§ **Work instructions**
Filter the data for lines with the word "this", then copy every line so identified.

--- Begin Listing ---

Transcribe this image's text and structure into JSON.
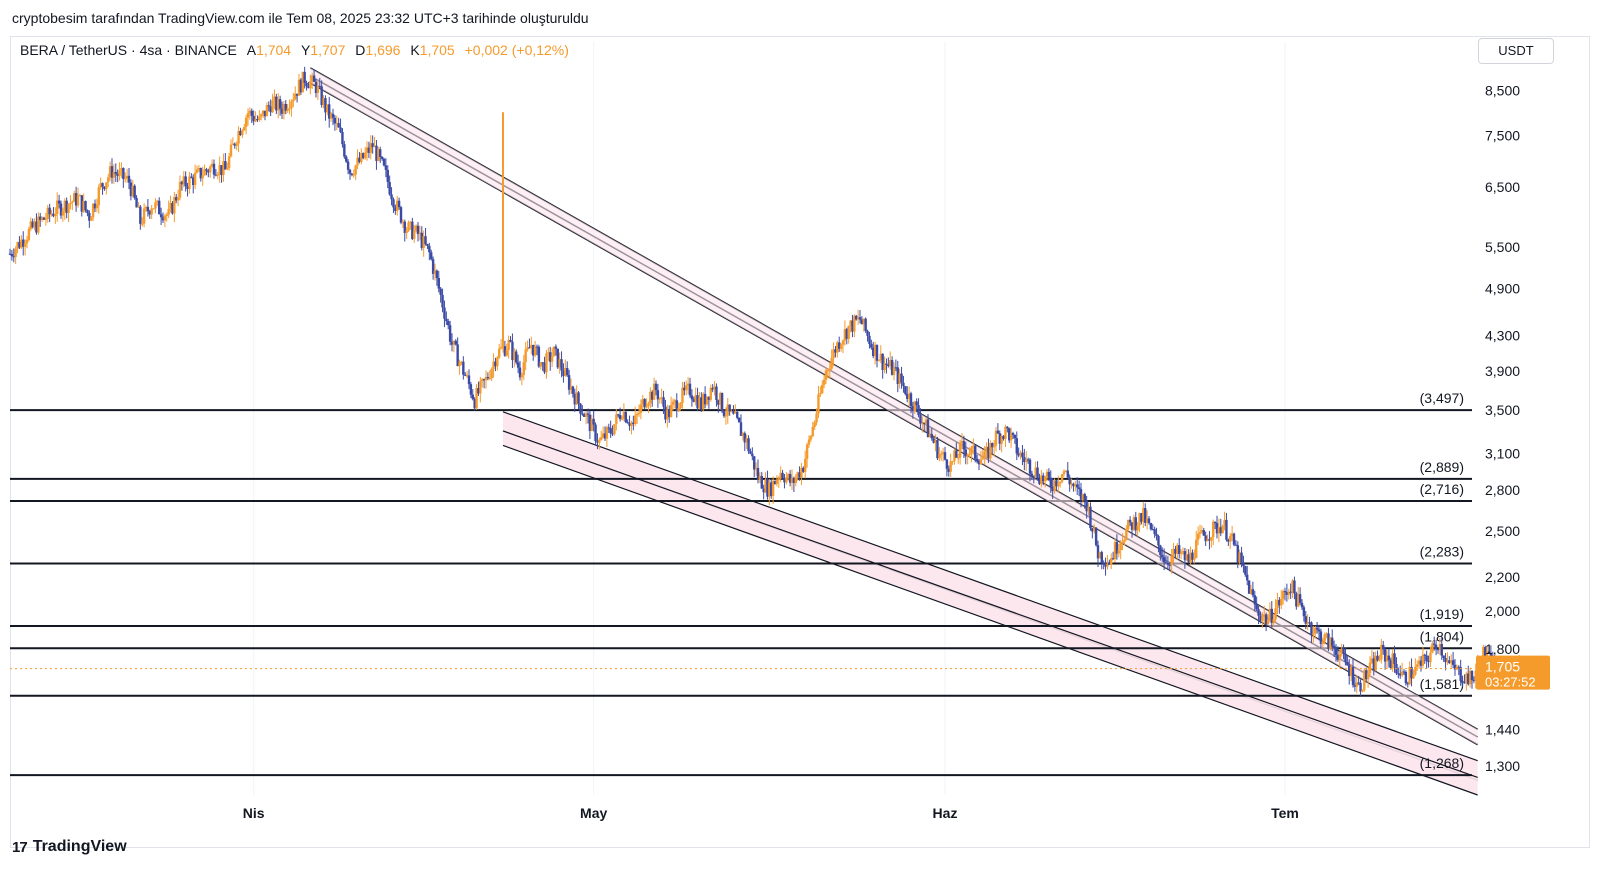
{
  "caption": "cryptobesim tarafından TradingView.com ile Tem 08, 2025 23:32 UTC+3 tarihinde oluşturuldu",
  "legend": {
    "symbol": "BERA / TetherUS · 4sa · BINANCE",
    "open_label": "A",
    "open": "1,704",
    "high_label": "Y",
    "high": "1,707",
    "low_label": "D",
    "low": "1,696",
    "close_label": "K",
    "close": "1,705",
    "change": "+0,002 (+0,12%)"
  },
  "currency": "USDT",
  "footer": {
    "brand": "TradingView",
    "logo_icon": "tradingview-logo-icon"
  },
  "colors": {
    "up": "#f59b2c",
    "down": "#3b4aa5",
    "level_line": "#131722",
    "channel_fill": "#fce4ec",
    "last_price": "#f59b2c"
  },
  "chart_data": {
    "type": "candlestick",
    "pair": "BERA/USDT",
    "timeframe": "4sa",
    "y_scale": "log",
    "ylim": [
      1.2,
      9.2
    ],
    "y_ticks": [
      "8,500",
      "7,500",
      "6,500",
      "5,500",
      "4,900",
      "4,300",
      "3,900",
      "3,500",
      "3,100",
      "2,800",
      "2,500",
      "2,200",
      "2,000",
      "1,800",
      "1,440",
      "1,300"
    ],
    "y_tick_values": [
      8.5,
      7.5,
      6.5,
      5.5,
      4.9,
      4.3,
      3.9,
      3.5,
      3.1,
      2.8,
      2.5,
      2.2,
      2.0,
      1.8,
      1.44,
      1.3
    ],
    "x_ticks": [
      "Nis",
      "May",
      "Haz",
      "Tem"
    ],
    "x_tick_days": [
      0,
      30,
      61,
      91
    ],
    "x_range_days": [
      -21.5,
      107.5
    ],
    "price_path": [
      [
        -21.5,
        5.4
      ],
      [
        -19.5,
        5.8
      ],
      [
        -17.5,
        6.1
      ],
      [
        -15.5,
        6.3
      ],
      [
        -14.5,
        6.0
      ],
      [
        -13.5,
        6.5
      ],
      [
        -12.5,
        6.8
      ],
      [
        -11,
        6.6
      ],
      [
        -10,
        5.9
      ],
      [
        -9,
        6.2
      ],
      [
        -7.5,
        6.0
      ],
      [
        -6.5,
        6.5
      ],
      [
        -5,
        6.7
      ],
      [
        -3.5,
        6.9
      ],
      [
        -2.5,
        6.8
      ],
      [
        -1.5,
        7.5
      ],
      [
        -0.5,
        8.0
      ],
      [
        0.5,
        7.8
      ],
      [
        1.5,
        8.2
      ],
      [
        2.5,
        8.1
      ],
      [
        3.5,
        8.4
      ],
      [
        4.5,
        8.8
      ],
      [
        5.5,
        8.6
      ],
      [
        6.5,
        8.0
      ],
      [
        7.5,
        7.6
      ],
      [
        8.5,
        6.8
      ],
      [
        9.5,
        7.0
      ],
      [
        10.5,
        7.3
      ],
      [
        11.5,
        6.8
      ],
      [
        12.5,
        6.2
      ],
      [
        13.5,
        5.8
      ],
      [
        14.5,
        5.7
      ],
      [
        15.5,
        5.4
      ],
      [
        16.5,
        4.8
      ],
      [
        17.5,
        4.2
      ],
      [
        18.5,
        3.9
      ],
      [
        19.5,
        3.6
      ],
      [
        20.5,
        3.8
      ],
      [
        21.5,
        4.1
      ],
      [
        22.5,
        4.2
      ],
      [
        23.5,
        3.9
      ],
      [
        24.5,
        4.2
      ],
      [
        25.5,
        3.95
      ],
      [
        26.5,
        4.1
      ],
      [
        27.5,
        3.85
      ],
      [
        28.5,
        3.6
      ],
      [
        29.5,
        3.4
      ],
      [
        30.5,
        3.2
      ],
      [
        31.5,
        3.3
      ],
      [
        32.5,
        3.5
      ],
      [
        33.5,
        3.35
      ],
      [
        34.5,
        3.6
      ],
      [
        35.5,
        3.7
      ],
      [
        36.5,
        3.45
      ],
      [
        37.5,
        3.6
      ],
      [
        38.5,
        3.7
      ],
      [
        39.5,
        3.55
      ],
      [
        40.5,
        3.75
      ],
      [
        41.5,
        3.5
      ],
      [
        42.5,
        3.4
      ],
      [
        43.5,
        3.2
      ],
      [
        44.5,
        2.9
      ],
      [
        45.5,
        2.8
      ],
      [
        46.5,
        2.95
      ],
      [
        47.5,
        2.85
      ],
      [
        48.5,
        3.0
      ],
      [
        49.5,
        3.4
      ],
      [
        50.5,
        3.9
      ],
      [
        51.5,
        4.2
      ],
      [
        52.5,
        4.4
      ],
      [
        53.5,
        4.5
      ],
      [
        54.5,
        4.2
      ],
      [
        55.5,
        4.0
      ],
      [
        56.5,
        3.9
      ],
      [
        57.5,
        3.7
      ],
      [
        58.5,
        3.5
      ],
      [
        59.5,
        3.3
      ],
      [
        60.5,
        3.1
      ],
      [
        61.5,
        3.0
      ],
      [
        62.5,
        3.15
      ],
      [
        63.5,
        3.1
      ],
      [
        64.5,
        3.05
      ],
      [
        65.5,
        3.25
      ],
      [
        66.5,
        3.3
      ],
      [
        67.5,
        3.1
      ],
      [
        68.5,
        3.0
      ],
      [
        69.5,
        2.9
      ],
      [
        70.5,
        2.85
      ],
      [
        71.5,
        2.95
      ],
      [
        72.5,
        2.8
      ],
      [
        73.5,
        2.7
      ],
      [
        74.5,
        2.35
      ],
      [
        75.5,
        2.3
      ],
      [
        76.5,
        2.45
      ],
      [
        77.5,
        2.55
      ],
      [
        78.5,
        2.6
      ],
      [
        79.5,
        2.45
      ],
      [
        80.5,
        2.3
      ],
      [
        81.5,
        2.35
      ],
      [
        82.5,
        2.3
      ],
      [
        83.5,
        2.45
      ],
      [
        84.5,
        2.5
      ],
      [
        85.5,
        2.55
      ],
      [
        86.5,
        2.4
      ],
      [
        87.5,
        2.2
      ],
      [
        88.5,
        2.0
      ],
      [
        89.5,
        1.95
      ],
      [
        90.5,
        2.05
      ],
      [
        91.5,
        2.15
      ],
      [
        92.5,
        2.0
      ],
      [
        93.5,
        1.9
      ],
      [
        94.5,
        1.85
      ],
      [
        95.5,
        1.8
      ],
      [
        96.5,
        1.72
      ],
      [
        97.5,
        1.62
      ],
      [
        98.5,
        1.7
      ],
      [
        99.5,
        1.78
      ],
      [
        100.5,
        1.74
      ],
      [
        101.5,
        1.66
      ],
      [
        102.5,
        1.7
      ],
      [
        103.5,
        1.75
      ],
      [
        104.5,
        1.84
      ],
      [
        105.5,
        1.72
      ],
      [
        106.5,
        1.68
      ],
      [
        107.5,
        1.65
      ],
      [
        108.5,
        1.78
      ],
      [
        109.5,
        1.72
      ],
      [
        110.5,
        1.68
      ],
      [
        111.5,
        1.7
      ],
      [
        112.5,
        1.66
      ],
      [
        113.5,
        1.705
      ]
    ],
    "spike": {
      "day": 22,
      "high": 8.0
    },
    "levels": [
      {
        "label": "(3,497)",
        "value": 3.497
      },
      {
        "label": "(2,889)",
        "value": 2.889
      },
      {
        "label": "(2,716)",
        "value": 2.716
      },
      {
        "label": "(2,283)",
        "value": 2.283
      },
      {
        "label": "(1,919)",
        "value": 1.919
      },
      {
        "label": "(1,804)",
        "value": 1.804
      },
      {
        "label": "(1,581)",
        "value": 1.581
      },
      {
        "label": "(1,268)",
        "value": 1.268
      }
    ],
    "last_price": {
      "value": 1.705,
      "label": "1,705",
      "countdown": "03:27:52"
    },
    "trendlines": {
      "upper_channel": [
        {
          "from": [
            5,
            9.05
          ],
          "to": [
            108,
            1.44
          ]
        },
        {
          "from": [
            5,
            8.85
          ],
          "to": [
            108,
            1.41
          ]
        },
        {
          "from": [
            5,
            8.68
          ],
          "to": [
            108,
            1.38
          ]
        }
      ],
      "lower_channel_bands": [
        {
          "top_from": [
            22,
            3.48
          ],
          "top_to": [
            108,
            1.32
          ],
          "bottom_from": [
            22,
            3.3
          ],
          "bottom_to": [
            108,
            1.25
          ]
        },
        {
          "top_from": [
            22,
            3.3
          ],
          "top_to": [
            108,
            1.26
          ],
          "bottom_from": [
            22,
            3.17
          ],
          "bottom_to": [
            108,
            1.2
          ]
        }
      ]
    }
  }
}
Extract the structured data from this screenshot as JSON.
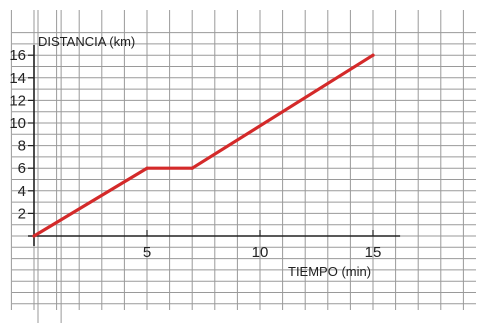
{
  "chart_data": {
    "type": "line",
    "xlabel": "TIEMPO (min)",
    "ylabel": "DISTANCIA (km)",
    "xlim": [
      0,
      15
    ],
    "ylim": [
      0,
      16
    ],
    "x_ticks": [
      5,
      10,
      15
    ],
    "y_ticks": [
      2,
      4,
      6,
      8,
      10,
      12,
      14,
      16
    ],
    "grid": true,
    "series": [
      {
        "color": "#d42a2a",
        "points": [
          {
            "x": 0,
            "y": 0
          },
          {
            "x": 5,
            "y": 6
          },
          {
            "x": 7,
            "y": 6
          },
          {
            "x": 15,
            "y": 16
          }
        ]
      }
    ]
  }
}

--- End Listing ---

§ **Result of the task**
Transcribe this image's text and structure into JSON.
Extract the structured data from this screenshot as JSON.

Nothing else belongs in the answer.